_WHAT IS BEING ASKED:_ Reproduce all records exactly.

-- Start of EXERCISE INPUTS --

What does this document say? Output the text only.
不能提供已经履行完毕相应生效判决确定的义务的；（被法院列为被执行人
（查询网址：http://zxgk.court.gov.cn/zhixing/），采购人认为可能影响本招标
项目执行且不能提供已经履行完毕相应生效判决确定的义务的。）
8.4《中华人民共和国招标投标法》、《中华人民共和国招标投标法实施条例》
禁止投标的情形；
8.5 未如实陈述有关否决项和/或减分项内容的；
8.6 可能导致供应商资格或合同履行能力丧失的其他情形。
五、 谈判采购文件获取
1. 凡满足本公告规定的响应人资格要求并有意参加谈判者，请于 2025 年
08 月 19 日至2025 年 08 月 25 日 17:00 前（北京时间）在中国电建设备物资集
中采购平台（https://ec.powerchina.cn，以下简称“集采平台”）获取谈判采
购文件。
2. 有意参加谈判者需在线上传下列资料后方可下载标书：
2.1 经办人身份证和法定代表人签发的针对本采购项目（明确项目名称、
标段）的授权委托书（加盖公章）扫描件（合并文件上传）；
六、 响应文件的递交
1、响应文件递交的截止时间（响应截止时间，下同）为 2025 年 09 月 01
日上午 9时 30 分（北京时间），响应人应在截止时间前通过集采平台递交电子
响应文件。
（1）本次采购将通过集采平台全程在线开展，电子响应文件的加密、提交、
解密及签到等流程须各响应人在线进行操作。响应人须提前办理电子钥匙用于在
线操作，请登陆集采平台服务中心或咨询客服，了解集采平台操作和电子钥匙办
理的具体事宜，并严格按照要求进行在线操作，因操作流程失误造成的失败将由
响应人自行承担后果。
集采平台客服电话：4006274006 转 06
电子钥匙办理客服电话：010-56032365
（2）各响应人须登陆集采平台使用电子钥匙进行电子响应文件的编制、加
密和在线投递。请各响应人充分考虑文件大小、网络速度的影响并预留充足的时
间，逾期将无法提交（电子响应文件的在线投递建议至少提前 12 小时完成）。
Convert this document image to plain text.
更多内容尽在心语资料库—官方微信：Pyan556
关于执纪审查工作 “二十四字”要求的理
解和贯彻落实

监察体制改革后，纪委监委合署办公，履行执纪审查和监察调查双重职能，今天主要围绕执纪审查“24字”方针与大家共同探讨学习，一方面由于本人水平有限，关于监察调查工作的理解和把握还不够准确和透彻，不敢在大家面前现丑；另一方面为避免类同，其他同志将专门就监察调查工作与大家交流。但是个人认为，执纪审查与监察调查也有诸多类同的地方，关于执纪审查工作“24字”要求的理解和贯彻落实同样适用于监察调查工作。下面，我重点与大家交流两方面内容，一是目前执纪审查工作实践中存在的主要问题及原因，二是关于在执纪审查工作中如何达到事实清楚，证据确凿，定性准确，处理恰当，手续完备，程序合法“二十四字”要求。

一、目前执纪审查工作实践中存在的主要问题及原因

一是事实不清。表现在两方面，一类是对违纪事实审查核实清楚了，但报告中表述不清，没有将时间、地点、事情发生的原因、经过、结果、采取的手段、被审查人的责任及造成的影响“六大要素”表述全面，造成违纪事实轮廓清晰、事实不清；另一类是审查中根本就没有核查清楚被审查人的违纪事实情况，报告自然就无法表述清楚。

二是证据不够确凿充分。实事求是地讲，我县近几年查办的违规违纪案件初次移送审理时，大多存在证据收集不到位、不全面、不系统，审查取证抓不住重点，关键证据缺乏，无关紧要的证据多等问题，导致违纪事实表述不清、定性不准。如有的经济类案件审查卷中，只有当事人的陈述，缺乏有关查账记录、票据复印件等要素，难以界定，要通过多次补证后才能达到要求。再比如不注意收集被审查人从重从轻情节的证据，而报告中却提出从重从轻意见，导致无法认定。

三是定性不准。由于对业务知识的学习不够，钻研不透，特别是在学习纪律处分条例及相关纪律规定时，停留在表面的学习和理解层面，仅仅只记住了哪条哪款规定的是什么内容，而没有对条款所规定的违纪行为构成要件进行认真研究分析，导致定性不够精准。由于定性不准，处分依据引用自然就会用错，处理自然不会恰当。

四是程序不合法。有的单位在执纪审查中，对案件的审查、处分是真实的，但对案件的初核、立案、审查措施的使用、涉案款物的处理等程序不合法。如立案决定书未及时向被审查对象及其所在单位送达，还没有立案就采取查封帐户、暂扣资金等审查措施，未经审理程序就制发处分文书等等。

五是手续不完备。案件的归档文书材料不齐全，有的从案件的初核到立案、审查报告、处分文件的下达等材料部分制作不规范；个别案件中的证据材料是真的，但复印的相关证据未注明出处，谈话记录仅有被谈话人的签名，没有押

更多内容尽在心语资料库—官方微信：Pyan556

-- End of EXERCISE INPUTS --

_TASK OUTPUT:_
What does this document say? Output the text only.
不能提供已经履行完毕相应生效判决确定的义务的；（被法院列为被执行人
（查询网址：http://zxgk.court.gov.cn/zhixing/），采购人认为可能影响本招标
项目执行且不能提供已经履行完毕相应生效判决确定的义务的。）
8.4《中华人民共和国招标投标法》、《中华人民共和国招标投标法实施条例》
禁止投标的情形；
8.5 未如实陈述有关否决项和/或减分项内容的；
8.6 可能导致供应商资格或合同履行能力丧失的其他情形。
五、 谈判采购文件获取
1. 凡满足本公告规定的响应人资格要求并有意参加谈判者，请于 2025 年
08 月 19 日至2025 年 08 月 25 日 17:00 前（北京时间）在中国电建设备物资集
中采购平台（https://ec.powerchina.cn，以下简称“集采平台”）获取谈判采
购文件。
2. 有意参加谈判者需在线上传下列资料后方可下载标书：
2.1 经办人身份证和法定代表人签发的针对本采购项目（明确项目名称、
标段）的授权委托书（加盖公章）扫描件（合并文件上传）；
六、 响应文件的递交
1、响应文件递交的截止时间（响应截止时间，下同）为 2025 年 09 月 01
日上午 9时 30 分（北京时间），响应人应在截止时间前通过集采平台递交电子
响应文件。
（1）本次采购将通过集采平台全程在线开展，电子响应文件的加密、提交、
解密及签到等流程须各响应人在线进行操作。响应人须提前办理电子钥匙用于在
线操作，请登陆集采平台服务中心或咨询客服，了解集采平台操作和电子钥匙办
理的具体事宜，并严格按照要求进行在线操作，因操作流程失误造成的失败将由
响应人自行承担后果。
集采平台客服电话：4006274006 转 06
电子钥匙办理客服电话：010-56032365
（2）各响应人须登陆集采平台使用电子钥匙进行电子响应文件的编制、加
密和在线投递。请各响应人充分考虑文件大小、网络速度的影响并预留充足的时
间，逾期将无法提交（电子响应文件的在线投递建议至少提前 12 小时完成）。
Convert this document image to plain text.
更多内容尽在心语资料库—官方微信：Pyan556
关于执纪审查工作 “二十四字”要求的理
解和贯彻落实

监察体制改革后，纪委监委合署办公，履行执纪审查和监察调查双重职能，今天主要围绕执纪审查“24字”方针与大家共同探讨学习，一方面由于本人水平有限，关于监察调查工作的理解和把握还不够准确和透彻，不敢在大家面前现丑；另一方面为避免类同，其他同志将专门就监察调查工作与大家交流。但是个人认为，执纪审查与监察调查也有诸多类同的地方，关于执纪审查工作“24字”要求的理解和贯彻落实同样适用于监察调查工作。下面，我重点与大家交流两方面内容，一是目前执纪审查工作实践中存在的主要问题及原因，二是关于在执纪审查工作中如何达到事实清楚，证据确凿，定性准确，处理恰当，手续完备，程序合法“二十四字”要求。

一、目前执纪审查工作实践中存在的主要问题及原因

一是事实不清。表现在两方面，一类是对违纪事实审查核实清楚了，但报告中表述不清，没有将时间、地点、事情发生的原因、经过、结果、采取的手段、被审查人的责任及造成的影响“六大要素”表述全面，造成违纪事实轮廓清晰、事实不清；另一类是审查中根本就没有核查清楚被审查人的违纪事实情况，报告自然就无法表述清楚。

二是证据不够确凿充分。实事求是地讲，我县近几年查办的违规违纪案件初次移送审理时，大多存在证据收集不到位、不全面、不系统，审查取证抓不住重点，关键证据缺乏，无关紧要的证据多等问题，导致违纪事实表述不清、定性不准。如有的经济类案件审查卷中，只有当事人的陈述，缺乏有关查账记录、票据复印件等要素，难以界定，要通过多次补证后才能达到要求。再比如不注意收集被审查人从重从轻情节的证据，而报告中却提出从重从轻意见，导致无法认定。

三是定性不准。由于对业务知识的学习不够，钻研不透，特别是在学习纪律处分条例及相关纪律规定时，停留在表面的学习和理解层面，仅仅只记住了哪条哪款规定的是什么内容，而没有对条款所规定的违纪行为构成要件进行认真研究分析，导致定性不够精准。由于定性不准，处分依据引用自然就会用错，处理自然不会恰当。

四是程序不合法。有的单位在执纪审查中，对案件的审查、处分是真实的，但对案件的初核、立案、审查措施的使用、涉案款物的处理等程序不合法。如立案决定书未及时向被审查对象及其所在单位送达，还没有立案就采取查封帐户、暂扣资金等审查措施，未经审理程序就制发处分文书等等。

五是手续不完备。案件的归档文书材料不齐全，有的从案件的初核到立案、审查报告、处分文件的下达等材料部分制作不规范；个别案件中的证据材料是真的，但复印的相关证据未注明出处，谈话记录仅有被谈话人的签名，没有押

更多内容尽在心语资料库—官方微信：Pyan556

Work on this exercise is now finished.